_Written request 1_: Summarize the account of how the Unknown Warrior was chosen in two sentences.
_Written request 2_: Print, word for word, the stretch of the account of the Unknown Warrior's selection from "The next morning, the" through "the Great War'.".

[begin Source passage]

The remains were chosen from the bodies of unknown British
Servicemen exhumed from four battle areas, the Aisne, the Somme, Arras and
Ypres. The remains were brought to the chapel at Ste Pol near Arras, France
on the night of 7th November 1920. Brigadier General L.J. Wyatt and Lieutenant
Colonel E.A.S. Gell of the Directorate of Graves Registration and Enquiries
went into the chapel alone. The bodies were on stretchers covered by Union
Flags. They had no idea from which area any individual body had come. General
Wyatt with closed eyes rested his hand on one of the bodies and chose him
who was to receive the Empire's homage. The two officers placed the body
in a plain coffin and sealed it. The other bodies were then taken away for
reburial. It seems highly likely that the bodies were carefully selected
and it is almost certain that the Unknown Warrior was a soldier serving in
Britain's pre-war regular army and not a sailor, territorial, airman, or
Empire Serviceman.
The next morning, the Anglican, Roman Catholic and Non-Conformist
chaplains held a service in the chapel. The coffin plate bore the inscription
'A British Warrior who fell in the Great War'.

[end Source passage]
[begin Supplied material]

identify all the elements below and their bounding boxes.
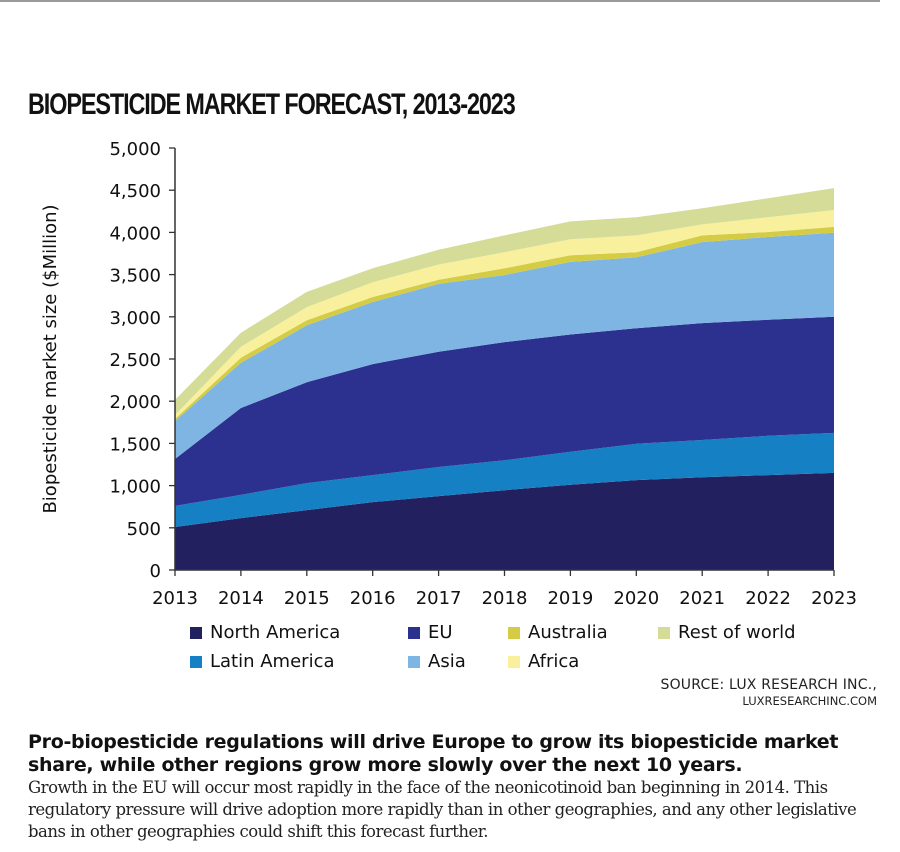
- area-asia: [175, 232, 834, 459]
- legend-swatch: [508, 655, 520, 668]
- x-tick-label: 2020: [613, 588, 659, 609]
- y-tick-label: 500: [127, 519, 161, 540]
- x-tick-label: 2017: [416, 588, 462, 609]
- legend-label: Australia: [528, 622, 608, 643]
- y-tick-label: 0: [150, 561, 161, 582]
- y-tick-label: 3,500: [109, 266, 161, 287]
- legend-item-north-america: North America: [190, 622, 340, 643]
- legend-item-rest-of-world: Rest of world: [658, 622, 796, 643]
- legend-label: Asia: [428, 651, 466, 672]
- legend-label: North America: [210, 622, 341, 643]
- legend-swatch: [408, 626, 420, 639]
- legend-item-africa: Africa: [508, 651, 579, 672]
- area-rest-of-world: [175, 188, 834, 416]
- x-tick-label: 2018: [482, 588, 528, 609]
- legend-label: Latin America: [210, 651, 335, 672]
- y-tick-label: 1,000: [109, 477, 161, 498]
- x-tick-label: 2019: [547, 588, 593, 609]
- caption: Pro-biopesticide regulations will drive …: [28, 731, 888, 843]
- legend-swatch: [190, 626, 202, 639]
- x-tick-label: 2023: [811, 588, 857, 609]
- legend-swatch: [508, 626, 520, 639]
- source-url: LUXRESEARCHINC.COM: [742, 694, 877, 708]
- legend-item-latin-america: Latin America: [190, 651, 335, 672]
- legend-label: EU: [428, 622, 453, 643]
- area-australia: [175, 226, 834, 421]
- source-line-1: SOURCE: LUX RESEARCH INC.,: [660, 677, 877, 693]
- x-tick-label: 2022: [745, 588, 791, 609]
- area-africa: [175, 210, 834, 419]
- x-tick-label: 2016: [350, 588, 396, 609]
- y-axis-label: Biopesticide market size ($Million): [40, 204, 61, 513]
- top-rule: [0, 0, 880, 2]
- legend-item-eu: EU: [408, 622, 453, 643]
- y-tick-label: 2,500: [109, 350, 161, 371]
- x-tick-label: 2014: [218, 588, 264, 609]
- y-tick-label: 1,500: [109, 434, 161, 455]
- y-tick-label: 3,000: [109, 308, 161, 329]
- legend-swatch: [190, 655, 202, 668]
- legend-item-australia: Australia: [508, 622, 608, 643]
- caption-headline: Pro-biopesticide regulations will drive …: [28, 731, 839, 776]
- x-tick-label: 2021: [679, 588, 725, 609]
- axes: 0 500 1,000 1,500 2,000 2,500 3,000 3,500 4,000 4…: [109, 139, 856, 609]
- area-north-america: [175, 472, 834, 570]
- y-tick-label: 4,500: [109, 181, 161, 202]
- x-tick-label: 2013: [152, 588, 198, 609]
- legend-swatch: [408, 655, 420, 668]
- y-tick-label: 4,000: [109, 223, 161, 244]
- area-latin-america: [175, 432, 834, 527]
- area-layers: [175, 188, 834, 570]
- legend-label: Rest of world: [678, 622, 796, 643]
- y-tick-label: 5,000: [109, 139, 161, 160]
- stacked-area-chart: 0 500 1,000 1,500 2,000 2,500 3,000 3,500 4,000 4…: [40, 139, 857, 609]
- legend-swatch: [658, 626, 670, 639]
- area-eu: [175, 316, 834, 506]
- x-tick-label: 2015: [284, 588, 330, 609]
- legend-label: Africa: [528, 651, 580, 672]
- legend-item-asia: Asia: [408, 651, 466, 672]
- chart-title: BIOPESTICIDE MARKET FORECAST, 2013-2023: [28, 88, 516, 121]
- source-credit: SOURCE: LUX RESEARCH INC., LUXRESEARCHIN…: [660, 677, 877, 708]
- y-tick-label: 2,000: [109, 392, 161, 413]
- caption-body: Growth in the EU will occur most rapidly…: [28, 778, 857, 841]
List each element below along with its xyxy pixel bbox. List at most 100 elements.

[end Supplied material]

_Task answer 1_: Remains of unknown British servicemen exhumed from the Aisne, the Somme, Arras and Ypres were brought to the chapel at Ste Pol near Arras on the night of 7th November 1920, where Brigadier General L.J. Wyatt, with closed eyes, rested his hand on one body, which he and Lieutenant Colonel E.A.S. Gell placed in a plain coffin and sealed, while the other bodies were taken away for reburial. The next morning, Anglican, Roman Catholic and Non-Conformist chaplains held a service in the chapel, and the coffin plate bore the inscription 'A British Warrior who fell in the Great War'.

_Task answer 2_:
The next morning, the Anglican, Roman Catholic and Non-Conformist
chaplains held a service in the chapel. The coffin plate bore the inscription
'A British Warrior who fell in the Great War'.